--- begin ---

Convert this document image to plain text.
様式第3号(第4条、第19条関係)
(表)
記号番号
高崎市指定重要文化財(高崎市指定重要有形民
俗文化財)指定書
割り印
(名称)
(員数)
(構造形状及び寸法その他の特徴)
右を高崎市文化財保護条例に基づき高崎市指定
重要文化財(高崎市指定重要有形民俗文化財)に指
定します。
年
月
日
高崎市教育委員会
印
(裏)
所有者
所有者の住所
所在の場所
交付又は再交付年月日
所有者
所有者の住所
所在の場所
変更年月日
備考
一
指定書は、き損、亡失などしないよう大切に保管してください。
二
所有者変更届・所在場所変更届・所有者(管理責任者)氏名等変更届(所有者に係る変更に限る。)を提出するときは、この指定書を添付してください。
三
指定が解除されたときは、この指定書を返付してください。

--- end ---

→ **Set task**: Give all of the entries again, word for word.

→ **Response for this exercise**:
Convert this document image to plain text.
様式第3号(第4条、第19条関係)
(表)
記号番号
高崎市指定重要文化財(高崎市指定重要有形民
俗文化財)指定書
割り印
(名称)
(員数)
(構造形状及び寸法その他の特徴)
右を高崎市文化財保護条例に基づき高崎市指定
重要文化財(高崎市指定重要有形民俗文化財)に指
定します。
年
月
日
高崎市教育委員会
印
(裏)
所有者
所有者の住所
所在の場所
交付又は再交付年月日
所有者
所有者の住所
所在の場所
変更年月日
備考
一
指定書は、き損、亡失などしないよう大切に保管してください。
二
所有者変更届・所在場所変更届・所有者(管理責任者)氏名等変更届(所有者に係る変更に限る。)を提出するときは、この指定書を添付してください。
三
指定が解除されたときは、この指定書を返付してください。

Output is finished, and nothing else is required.